**TASK DETAILS:**
Where a line contains the word "Group", copy that line in full.

**PROVIDED ENTRIES:**
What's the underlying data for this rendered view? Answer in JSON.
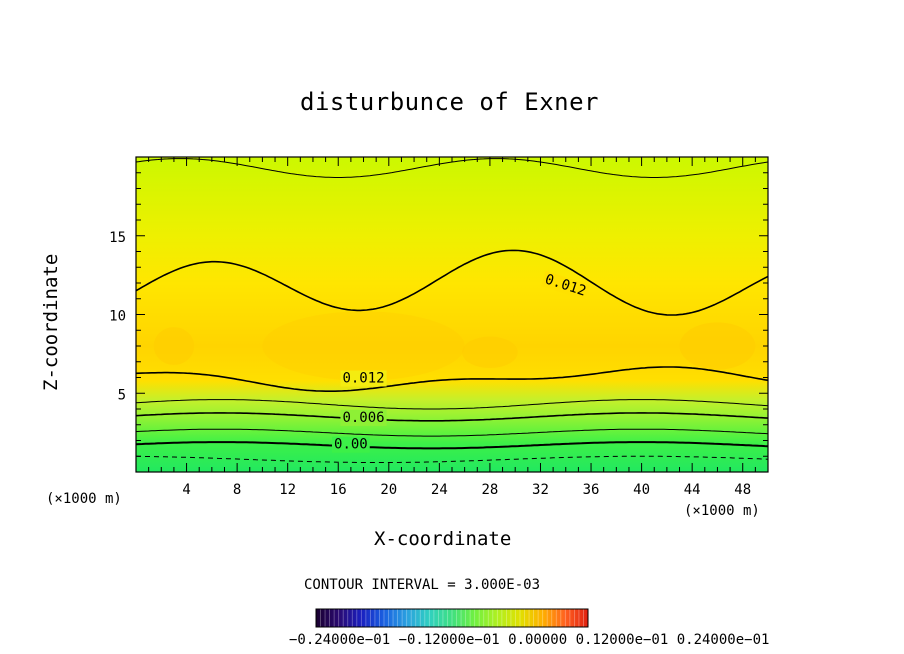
{
  "chart_data": {
    "type": "heatmap",
    "subtype": "filled-contour",
    "title": "disturbunce of Exner",
    "xlabel": "X-coordinate",
    "ylabel": "Z-coordinate",
    "x_unit_label": "(×1000 m)",
    "xlim": [
      0,
      50
    ],
    "ylim": [
      0,
      20
    ],
    "x_ticks": [
      4,
      8,
      12,
      16,
      20,
      24,
      28,
      32,
      36,
      40,
      44,
      48
    ],
    "y_ticks": [
      5,
      10,
      15
    ],
    "contour_interval_text": "CONTOUR INTERVAL = 3.000E-03",
    "contour_interval": 0.003,
    "contour_labels": [
      {
        "text": "0.012",
        "x": 34,
        "z": 11.9
      },
      {
        "text": "0.012",
        "x": 18,
        "z": 6.0
      },
      {
        "text": "0.006",
        "x": 18,
        "z": 3.5
      },
      {
        "text": "0.00",
        "x": 17,
        "z": 1.8
      }
    ],
    "field_bands": [
      {
        "z": 0.0,
        "value": -0.002,
        "color": "#22e860"
      },
      {
        "z": 1.8,
        "value": 0.0,
        "color": "#3cf048"
      },
      {
        "z": 2.6,
        "value": 0.003,
        "color": "#66f23c"
      },
      {
        "z": 3.5,
        "value": 0.006,
        "color": "#95f233"
      },
      {
        "z": 4.6,
        "value": 0.009,
        "color": "#c6f02a"
      },
      {
        "z": 5.8,
        "value": 0.012,
        "color": "#ffdf00"
      },
      {
        "z": 8.0,
        "value": 0.014,
        "color": "#ffd400"
      },
      {
        "z": 12.0,
        "value": 0.012,
        "color": "#ffe600"
      },
      {
        "z": 15.0,
        "value": 0.01,
        "color": "#eef000"
      },
      {
        "z": 20.0,
        "value": 0.008,
        "color": "#ccf800"
      }
    ],
    "colorbar": {
      "tick_labels_text": "−0.24000e−01 −0.12000e−01 0.00000 0.12000e−01 0.24000e−01",
      "range": [
        -0.024,
        0.024
      ],
      "colors": [
        "#1a0030",
        "#2a0a70",
        "#1a20c0",
        "#1a60e0",
        "#2aa0e0",
        "#30d0c0",
        "#40e080",
        "#70f040",
        "#b0f020",
        "#e0e000",
        "#ffb000",
        "#ff6020",
        "#e02010"
      ]
    },
    "grid": false,
    "legend": "none"
  }
}
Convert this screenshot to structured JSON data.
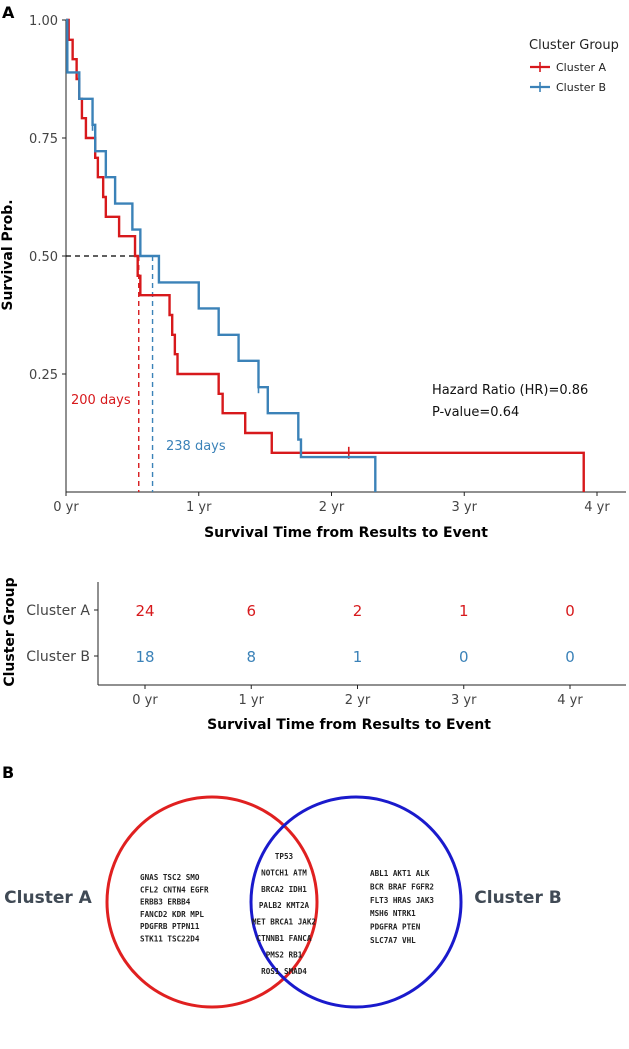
{
  "panel_a_label": "A",
  "panel_b_label": "B",
  "colors": {
    "cluster_a": "#d7191c",
    "cluster_b": "#3b82b8",
    "venn_a": "#e02020",
    "venn_b": "#1a1acc",
    "axis": "#222222",
    "label_gray": "#444444"
  },
  "chart_data": [
    {
      "type": "line",
      "subtype": "kaplan-meier",
      "xlabel": "Survival Time from Results to Event",
      "ylabel": "Survival Prob.",
      "xlim": [
        0,
        4.1
      ],
      "ylim": [
        0,
        1.0
      ],
      "x_ticks": [
        {
          "value": 0,
          "label": "0 yr"
        },
        {
          "value": 1,
          "label": "1 yr"
        },
        {
          "value": 2,
          "label": "2 yr"
        },
        {
          "value": 3,
          "label": "3 yr"
        },
        {
          "value": 4,
          "label": "4 yr"
        }
      ],
      "y_ticks": [
        {
          "value": 0.25,
          "label": "0.25"
        },
        {
          "value": 0.5,
          "label": "0.50"
        },
        {
          "value": 0.75,
          "label": "0.75"
        },
        {
          "value": 1.0,
          "label": "1.00"
        }
      ],
      "legend": {
        "title": "Cluster Group",
        "placement": "top-right"
      },
      "series": [
        {
          "name": "Cluster A",
          "color": "#d7191c",
          "steps": [
            [
              0,
              1.0
            ],
            [
              0.02,
              0.958
            ],
            [
              0.05,
              0.917
            ],
            [
              0.08,
              0.875
            ],
            [
              0.1,
              0.833
            ],
            [
              0.12,
              0.792
            ],
            [
              0.15,
              0.75
            ],
            [
              0.22,
              0.708
            ],
            [
              0.24,
              0.667
            ],
            [
              0.28,
              0.625
            ],
            [
              0.3,
              0.583
            ],
            [
              0.4,
              0.542
            ],
            [
              0.52,
              0.5
            ],
            [
              0.54,
              0.458
            ],
            [
              0.56,
              0.417
            ],
            [
              0.78,
              0.375
            ],
            [
              0.8,
              0.333
            ],
            [
              0.82,
              0.292
            ],
            [
              0.84,
              0.25
            ],
            [
              1.15,
              0.208
            ],
            [
              1.18,
              0.167
            ],
            [
              1.35,
              0.125
            ],
            [
              1.55,
              0.083
            ],
            [
              3.9,
              0.083
            ],
            [
              3.9,
              0.0
            ]
          ],
          "censored": [
            [
              2.13,
              0.083
            ]
          ],
          "median_days": "200 days",
          "median_x": 0.548
        },
        {
          "name": "Cluster B",
          "color": "#3b82b8",
          "steps": [
            [
              0,
              1.0
            ],
            [
              0.01,
              0.889
            ],
            [
              0.09,
              0.889
            ],
            [
              0.1,
              0.833
            ],
            [
              0.2,
              0.778
            ],
            [
              0.22,
              0.722
            ],
            [
              0.3,
              0.667
            ],
            [
              0.37,
              0.611
            ],
            [
              0.5,
              0.556
            ],
            [
              0.56,
              0.5
            ],
            [
              0.7,
              0.444
            ],
            [
              1.0,
              0.389
            ],
            [
              1.15,
              0.333
            ],
            [
              1.3,
              0.278
            ],
            [
              1.45,
              0.222
            ],
            [
              1.52,
              0.167
            ],
            [
              1.75,
              0.111
            ],
            [
              1.77,
              0.074
            ],
            [
              2.33,
              0.074
            ],
            [
              2.33,
              0.0
            ]
          ],
          "censored": [
            [
              0.2,
              0.778
            ],
            [
              1.45,
              0.222
            ]
          ],
          "median_days": "238 days",
          "median_x": 0.652
        }
      ],
      "annotations": {
        "hazard_ratio": "Hazard Ratio (HR)=0.86",
        "p_value": "P-value=0.64"
      }
    },
    {
      "type": "table",
      "subtype": "risk-table",
      "ylabel": "Cluster Group",
      "xlabel": "Survival Time from Results to Event",
      "x_ticks": [
        {
          "value": 0,
          "label": "0 yr"
        },
        {
          "value": 1,
          "label": "1 yr"
        },
        {
          "value": 2,
          "label": "2 yr"
        },
        {
          "value": 3,
          "label": "3 yr"
        },
        {
          "value": 4,
          "label": "4 yr"
        }
      ],
      "rows": [
        {
          "name": "Cluster A",
          "color": "#d7191c",
          "values": [
            "24",
            "6",
            "2",
            "1",
            "0"
          ]
        },
        {
          "name": "Cluster B",
          "color": "#3b82b8",
          "values": [
            "18",
            "8",
            "1",
            "0",
            "0"
          ]
        }
      ]
    }
  ],
  "venn": {
    "left_label": "Cluster A",
    "right_label": "Cluster B",
    "left_only": [
      "GNAS  TSC2  SMO",
      "CFL2  CNTN4  EGFR",
      "ERBB3  ERBB4",
      "FANCD2  KDR  MPL",
      "PDGFRB  PTPN11",
      "STK11  TSC22D4"
    ],
    "shared": [
      "TP53",
      "NOTCH1  ATM",
      "BRCA2  IDH1",
      "PALB2  KMT2A",
      "MET  BRCA1  JAK2",
      "CTNNB1  FANCA",
      "PMS2  RB1",
      "ROS1  SMAD4"
    ],
    "right_only": [
      "ABL1  AKT1  ALK",
      "BCR  BRAF  FGFR2",
      "FLT3  HRAS  JAK3",
      "MSH6  NTRK1",
      "PDGFRA  PTEN",
      "SLC7A7  VHL"
    ]
  }
}
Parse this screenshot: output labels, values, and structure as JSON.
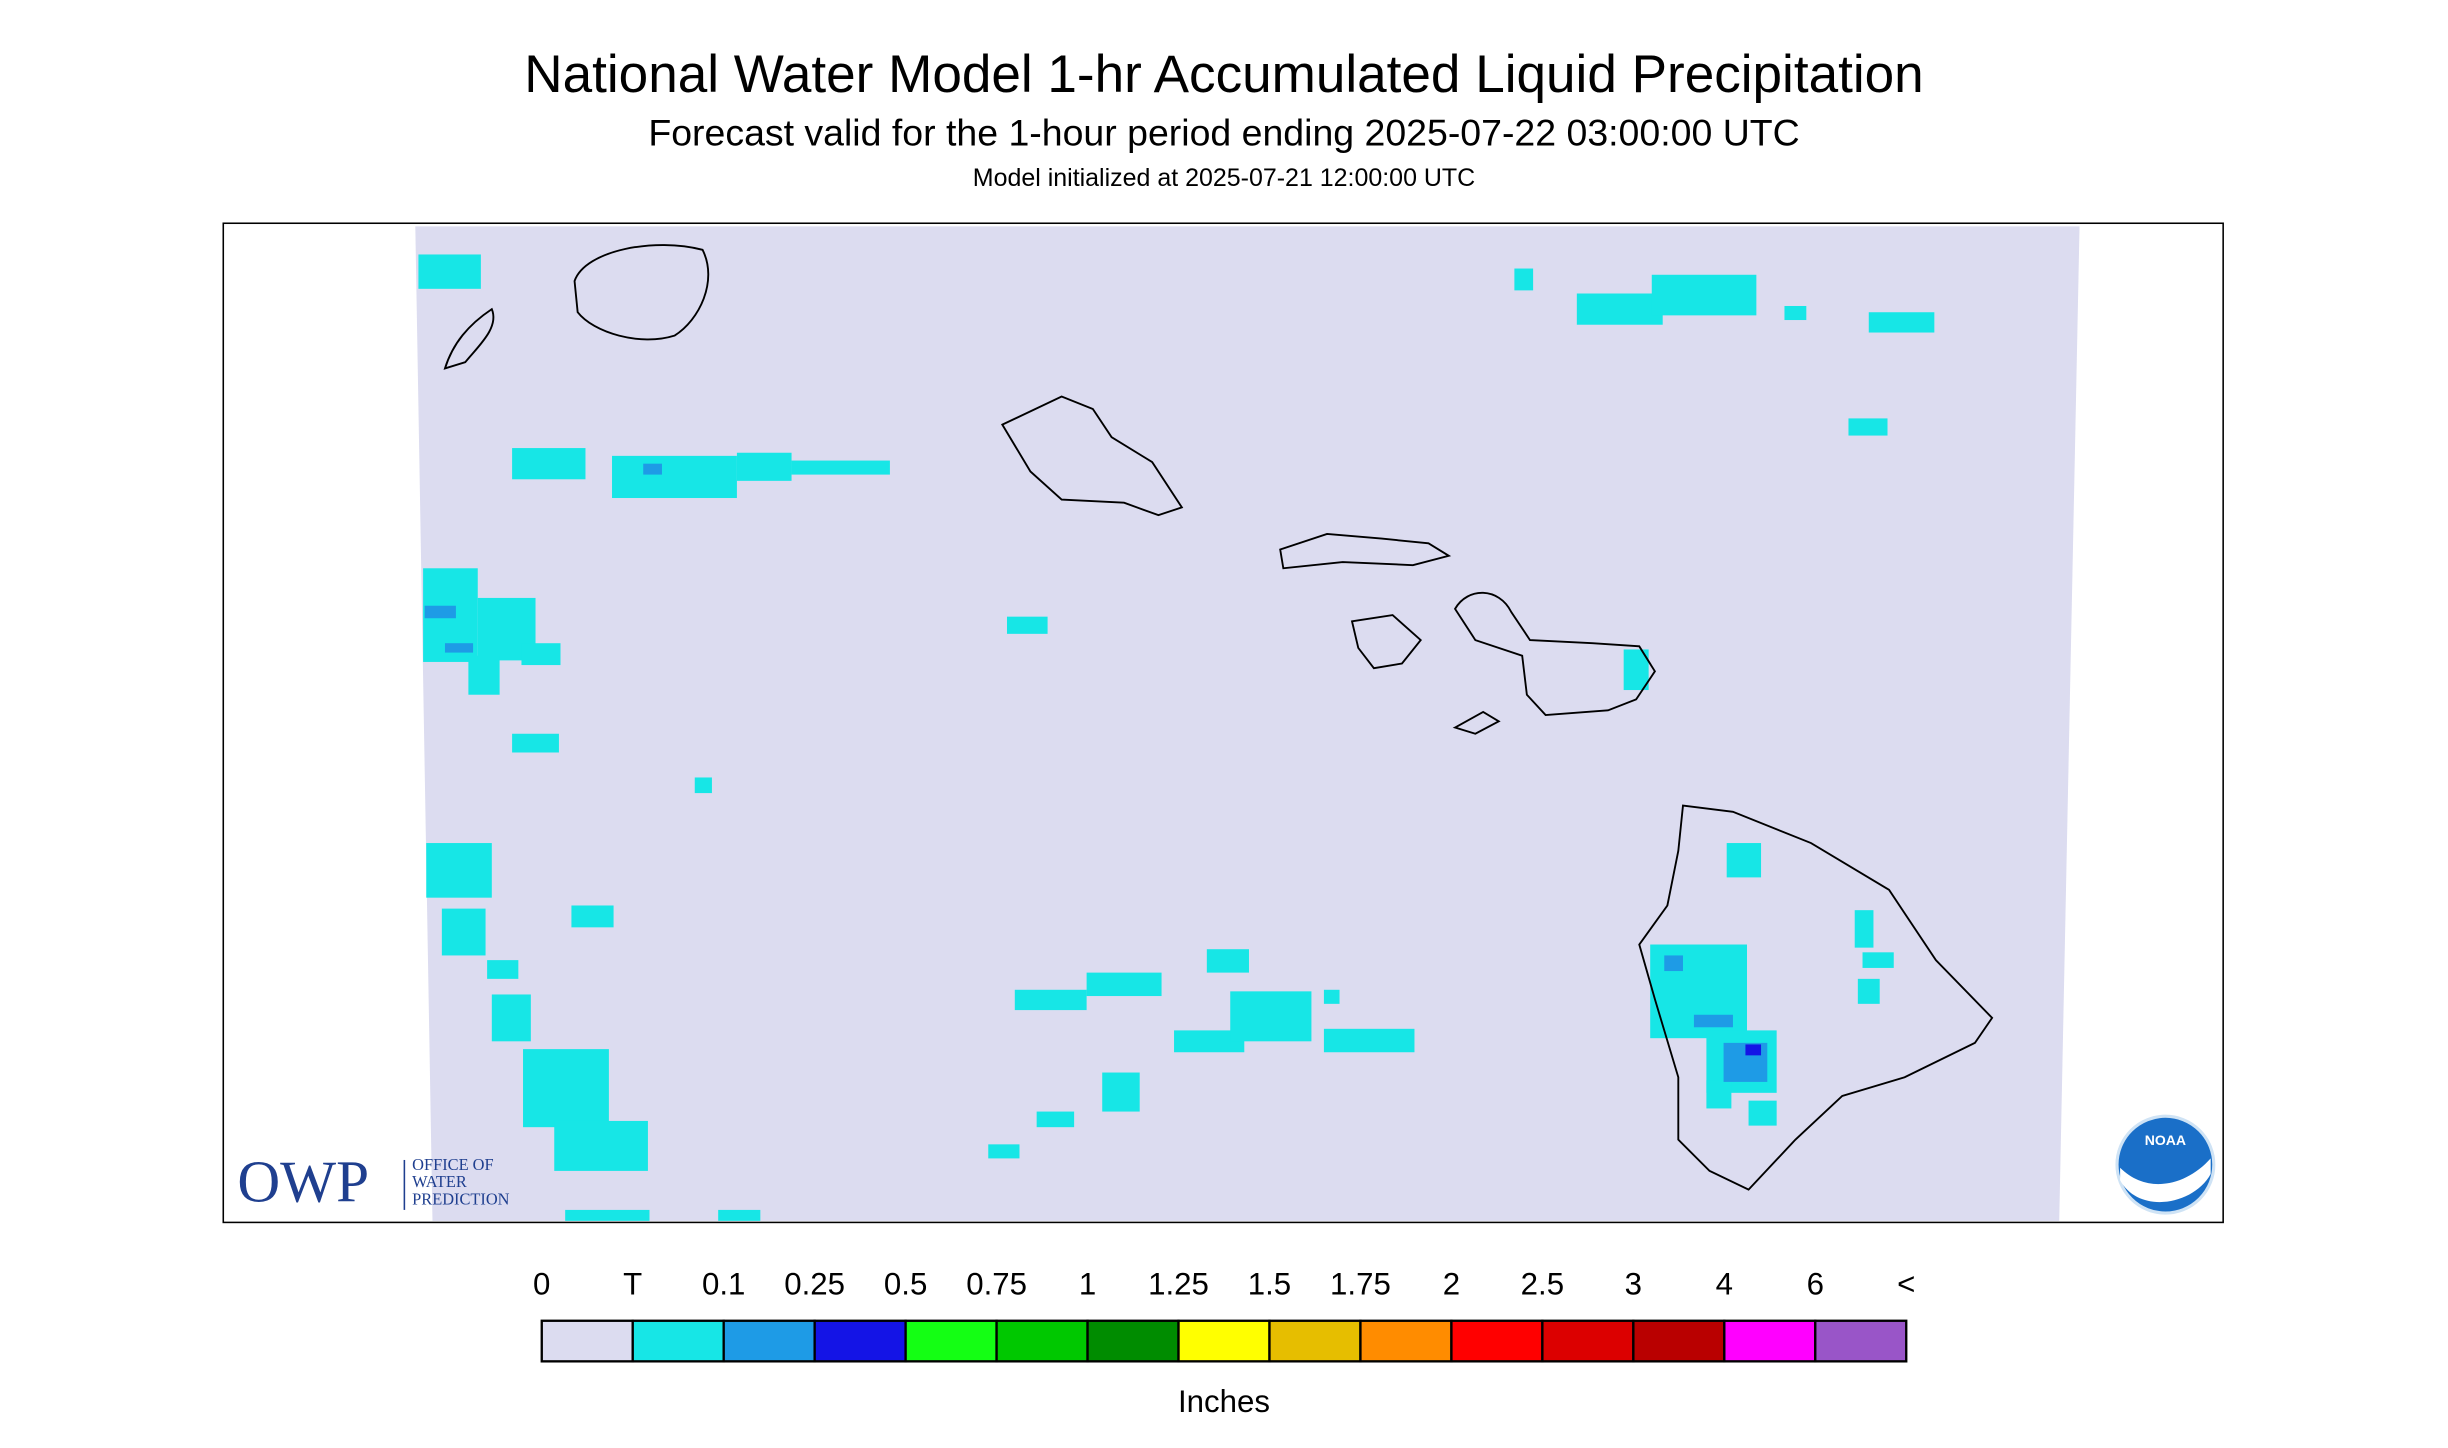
{
  "header": {
    "title": "National Water Model 1-hr Accumulated Liquid Precipitation",
    "subtitle": "Forecast valid for the 1-hour period ending 2025-07-22 03:00:00 UTC",
    "init": "Model initialized at 2025-07-21 12:00:00 UTC"
  },
  "legend": {
    "labels": [
      "0",
      "T",
      "0.1",
      "0.25",
      "0.5",
      "0.75",
      "1",
      "1.25",
      "1.5",
      "1.75",
      "2",
      "2.5",
      "3",
      "4",
      "6",
      "<"
    ],
    "colors": [
      "#dcdcf0",
      "#17e6e6",
      "#1e9be6",
      "#1414e6",
      "#14ff14",
      "#00c800",
      "#008c00",
      "#ffff00",
      "#e6be00",
      "#ff8c00",
      "#ff0000",
      "#dc0000",
      "#b90000",
      "#ff00ff",
      "#9955c8"
    ],
    "unit": "Inches"
  },
  "logos": {
    "owp": "OWP",
    "owp_lines": [
      "OFFICE OF",
      "WATER",
      "PREDICTION"
    ],
    "noaa": "NOAA"
  }
}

**FINISHED EXERCISE:**
        "title": "Cluster Group",
      "ylabel": "Cluster Group",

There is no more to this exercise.